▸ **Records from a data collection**
## start

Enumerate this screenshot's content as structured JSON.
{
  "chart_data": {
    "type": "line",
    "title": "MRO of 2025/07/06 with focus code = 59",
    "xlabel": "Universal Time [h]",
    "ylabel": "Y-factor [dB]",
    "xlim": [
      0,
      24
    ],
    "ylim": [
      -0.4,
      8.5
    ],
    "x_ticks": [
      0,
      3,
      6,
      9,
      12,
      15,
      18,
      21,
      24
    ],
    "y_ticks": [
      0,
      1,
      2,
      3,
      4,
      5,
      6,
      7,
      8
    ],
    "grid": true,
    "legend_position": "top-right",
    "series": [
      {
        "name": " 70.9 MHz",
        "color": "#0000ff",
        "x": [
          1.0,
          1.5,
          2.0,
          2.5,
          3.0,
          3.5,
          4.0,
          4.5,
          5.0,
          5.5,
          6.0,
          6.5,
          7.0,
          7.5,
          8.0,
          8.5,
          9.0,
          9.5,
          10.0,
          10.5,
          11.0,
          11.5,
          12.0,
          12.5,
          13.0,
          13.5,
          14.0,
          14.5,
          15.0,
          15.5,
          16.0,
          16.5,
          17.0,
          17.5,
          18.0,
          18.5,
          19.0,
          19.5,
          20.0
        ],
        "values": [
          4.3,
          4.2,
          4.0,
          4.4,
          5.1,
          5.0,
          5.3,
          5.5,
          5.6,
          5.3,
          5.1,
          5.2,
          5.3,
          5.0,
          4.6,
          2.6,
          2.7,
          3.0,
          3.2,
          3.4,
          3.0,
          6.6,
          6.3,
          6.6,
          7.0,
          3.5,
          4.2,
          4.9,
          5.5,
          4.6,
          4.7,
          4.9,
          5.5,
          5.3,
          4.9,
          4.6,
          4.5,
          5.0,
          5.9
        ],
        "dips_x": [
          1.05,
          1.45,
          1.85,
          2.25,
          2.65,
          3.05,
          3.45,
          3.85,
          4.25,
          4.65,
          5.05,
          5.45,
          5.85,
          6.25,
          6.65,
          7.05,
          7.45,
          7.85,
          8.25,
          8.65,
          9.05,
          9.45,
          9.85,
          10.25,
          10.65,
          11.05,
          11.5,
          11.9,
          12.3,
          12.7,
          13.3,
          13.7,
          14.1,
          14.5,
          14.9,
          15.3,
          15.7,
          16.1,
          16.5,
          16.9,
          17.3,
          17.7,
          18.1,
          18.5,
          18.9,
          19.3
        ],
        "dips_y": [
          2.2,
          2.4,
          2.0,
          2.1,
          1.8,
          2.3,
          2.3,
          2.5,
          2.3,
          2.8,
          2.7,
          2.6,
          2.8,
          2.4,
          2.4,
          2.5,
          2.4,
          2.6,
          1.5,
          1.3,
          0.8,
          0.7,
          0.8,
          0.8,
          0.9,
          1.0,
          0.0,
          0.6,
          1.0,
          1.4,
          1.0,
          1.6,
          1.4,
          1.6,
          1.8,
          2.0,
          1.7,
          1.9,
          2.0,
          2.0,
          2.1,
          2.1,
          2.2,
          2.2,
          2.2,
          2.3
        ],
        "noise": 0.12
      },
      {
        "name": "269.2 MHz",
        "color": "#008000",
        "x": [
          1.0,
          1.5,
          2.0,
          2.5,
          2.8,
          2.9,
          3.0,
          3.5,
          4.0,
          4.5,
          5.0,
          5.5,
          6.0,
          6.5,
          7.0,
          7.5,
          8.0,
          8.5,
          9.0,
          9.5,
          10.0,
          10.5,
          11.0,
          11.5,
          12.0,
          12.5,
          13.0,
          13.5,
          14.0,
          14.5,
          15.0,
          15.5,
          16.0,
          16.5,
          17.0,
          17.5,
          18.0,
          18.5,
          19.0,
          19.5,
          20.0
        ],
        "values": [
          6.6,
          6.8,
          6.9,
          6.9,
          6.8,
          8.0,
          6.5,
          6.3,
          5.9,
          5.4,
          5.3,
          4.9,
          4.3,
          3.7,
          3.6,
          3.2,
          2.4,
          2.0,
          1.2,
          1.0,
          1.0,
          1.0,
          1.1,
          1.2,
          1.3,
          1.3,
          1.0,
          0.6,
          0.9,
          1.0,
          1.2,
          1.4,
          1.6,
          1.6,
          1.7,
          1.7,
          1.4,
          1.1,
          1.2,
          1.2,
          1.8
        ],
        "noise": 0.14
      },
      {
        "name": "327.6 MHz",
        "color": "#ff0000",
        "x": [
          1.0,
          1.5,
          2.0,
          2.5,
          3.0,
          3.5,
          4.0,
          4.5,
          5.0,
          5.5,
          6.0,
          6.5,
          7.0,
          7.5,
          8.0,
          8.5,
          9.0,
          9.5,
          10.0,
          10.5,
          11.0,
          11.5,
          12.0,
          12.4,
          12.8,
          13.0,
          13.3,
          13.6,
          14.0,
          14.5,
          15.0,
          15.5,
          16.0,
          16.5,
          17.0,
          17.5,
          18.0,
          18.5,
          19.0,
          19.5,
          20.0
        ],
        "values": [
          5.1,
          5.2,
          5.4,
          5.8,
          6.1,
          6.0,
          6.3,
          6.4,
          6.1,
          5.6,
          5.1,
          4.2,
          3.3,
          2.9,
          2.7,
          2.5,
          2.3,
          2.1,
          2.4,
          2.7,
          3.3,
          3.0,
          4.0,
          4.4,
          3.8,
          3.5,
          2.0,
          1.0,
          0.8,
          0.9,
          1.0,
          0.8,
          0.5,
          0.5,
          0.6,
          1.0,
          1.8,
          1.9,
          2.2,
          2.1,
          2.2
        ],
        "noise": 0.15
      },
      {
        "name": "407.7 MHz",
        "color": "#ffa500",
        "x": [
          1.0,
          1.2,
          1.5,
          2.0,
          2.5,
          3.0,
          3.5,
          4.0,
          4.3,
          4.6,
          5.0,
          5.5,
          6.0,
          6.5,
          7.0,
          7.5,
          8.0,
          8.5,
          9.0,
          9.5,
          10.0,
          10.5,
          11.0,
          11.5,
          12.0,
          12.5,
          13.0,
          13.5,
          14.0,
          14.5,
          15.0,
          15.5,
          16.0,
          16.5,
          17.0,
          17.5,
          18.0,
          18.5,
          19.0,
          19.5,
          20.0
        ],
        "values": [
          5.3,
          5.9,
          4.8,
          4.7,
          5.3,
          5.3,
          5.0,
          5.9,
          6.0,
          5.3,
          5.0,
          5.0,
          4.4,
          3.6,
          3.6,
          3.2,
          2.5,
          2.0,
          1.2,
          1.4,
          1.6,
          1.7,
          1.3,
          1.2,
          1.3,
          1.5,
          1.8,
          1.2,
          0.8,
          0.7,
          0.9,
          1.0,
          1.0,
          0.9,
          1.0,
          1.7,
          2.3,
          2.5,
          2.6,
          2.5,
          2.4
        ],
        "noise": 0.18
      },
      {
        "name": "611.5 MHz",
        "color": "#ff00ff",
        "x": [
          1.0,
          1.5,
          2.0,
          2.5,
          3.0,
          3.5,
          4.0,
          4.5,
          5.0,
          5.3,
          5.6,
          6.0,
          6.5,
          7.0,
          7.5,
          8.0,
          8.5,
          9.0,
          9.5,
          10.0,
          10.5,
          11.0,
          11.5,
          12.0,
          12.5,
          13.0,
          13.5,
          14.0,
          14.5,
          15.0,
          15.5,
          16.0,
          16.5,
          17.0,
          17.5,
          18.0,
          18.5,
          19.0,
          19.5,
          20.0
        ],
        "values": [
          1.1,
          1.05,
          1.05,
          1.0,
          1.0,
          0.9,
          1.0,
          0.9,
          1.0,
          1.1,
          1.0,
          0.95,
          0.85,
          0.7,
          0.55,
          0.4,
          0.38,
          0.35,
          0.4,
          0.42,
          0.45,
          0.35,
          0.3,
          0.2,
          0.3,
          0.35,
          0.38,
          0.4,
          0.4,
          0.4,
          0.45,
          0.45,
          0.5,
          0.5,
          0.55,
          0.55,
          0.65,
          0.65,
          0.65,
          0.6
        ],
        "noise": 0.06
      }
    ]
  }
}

## end

▸ **Directions**
Search the data above for the string "noise" and copy each line that has it.

▸ **Completed exercise**
        "noise": 0.12
        "noise": 0.14
        "noise": 0.15
        "noise": 0.18
        "noise": 0.06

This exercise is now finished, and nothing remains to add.